→ **Your instructions**:
Copy each line of the data below, character for character.

(Beginning of Extracted records)

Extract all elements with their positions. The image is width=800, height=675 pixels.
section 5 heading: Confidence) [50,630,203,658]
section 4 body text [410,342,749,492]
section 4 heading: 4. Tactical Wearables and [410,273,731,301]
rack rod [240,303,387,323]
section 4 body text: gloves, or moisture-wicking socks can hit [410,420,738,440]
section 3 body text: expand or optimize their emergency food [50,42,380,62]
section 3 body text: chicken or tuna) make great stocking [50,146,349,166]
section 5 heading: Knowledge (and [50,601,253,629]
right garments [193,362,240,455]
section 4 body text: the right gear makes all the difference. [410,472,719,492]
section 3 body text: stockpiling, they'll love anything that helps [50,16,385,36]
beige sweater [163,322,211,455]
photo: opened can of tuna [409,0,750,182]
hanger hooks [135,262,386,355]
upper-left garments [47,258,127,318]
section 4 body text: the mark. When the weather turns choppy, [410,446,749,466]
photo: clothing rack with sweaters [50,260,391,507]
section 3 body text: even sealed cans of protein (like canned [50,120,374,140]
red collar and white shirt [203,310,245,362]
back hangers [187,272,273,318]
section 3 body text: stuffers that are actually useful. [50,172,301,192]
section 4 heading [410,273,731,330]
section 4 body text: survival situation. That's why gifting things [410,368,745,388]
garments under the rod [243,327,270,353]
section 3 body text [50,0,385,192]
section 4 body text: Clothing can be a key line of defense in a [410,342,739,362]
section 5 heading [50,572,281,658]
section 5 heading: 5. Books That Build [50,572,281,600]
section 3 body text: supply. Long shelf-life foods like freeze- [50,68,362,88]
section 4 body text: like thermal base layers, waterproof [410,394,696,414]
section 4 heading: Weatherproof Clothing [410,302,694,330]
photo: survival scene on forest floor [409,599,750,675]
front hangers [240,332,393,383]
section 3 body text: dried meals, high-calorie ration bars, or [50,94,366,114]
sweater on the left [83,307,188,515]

(End of Extracted records)

→ **Exercise output**:
Extract all elements with their positions. The image is width=800, height=675 pixels.
section 5 heading: Confidence) [50,630,203,658]
section 4 body text [410,342,749,492]
section 4 heading: 4. Tactical Wearables and [410,273,731,301]
rack rod [240,303,387,323]
section 4 body text: gloves, or moisture-wicking socks can hit [410,420,738,440]
section 3 body text: expand or optimize their emergency food [50,42,380,62]
section 3 body text: chicken or tuna) make great stocking [50,146,349,166]
section 5 heading: Knowledge (and [50,601,253,629]
right garments [193,362,240,455]
section 4 body text: the right gear makes all the difference. [410,472,719,492]
section 3 body text: stockpiling, they'll love anything that helps [50,16,385,36]
beige sweater [163,322,211,455]
photo: opened can of tuna [409,0,750,182]
hanger hooks [135,262,386,355]
upper-left garments [47,258,127,318]
section 4 body text: the mark. When the weather turns choppy, [410,446,749,466]
photo: clothing rack with sweaters [50,260,391,507]
section 3 body text: even sealed cans of protein (like canned [50,120,374,140]
red collar and white shirt [203,310,245,362]
back hangers [187,272,273,318]
section 3 body text: stuffers that are actually useful. [50,172,301,192]
section 4 heading [410,273,731,330]
section 4 body text: survival situation. That's why gifting things [410,368,745,388]
garments under the rod [243,327,270,353]
section 3 body text [50,0,385,192]
section 4 body text: Clothing can be a key line of defense in a [410,342,739,362]
section 5 heading [50,572,281,658]
section 5 heading: 5. Books That Build [50,572,281,600]
section 3 body text: supply. Long shelf-life foods like freeze- [50,68,362,88]
section 4 body text: like thermal base layers, waterproof [410,394,696,414]
section 4 heading: Weatherproof Clothing [410,302,694,330]
photo: survival scene on forest floor [409,599,750,675]
front hangers [240,332,393,383]
section 3 body text: dried meals, high-calorie ration bars, or [50,94,366,114]
sweater on the left [83,307,188,515]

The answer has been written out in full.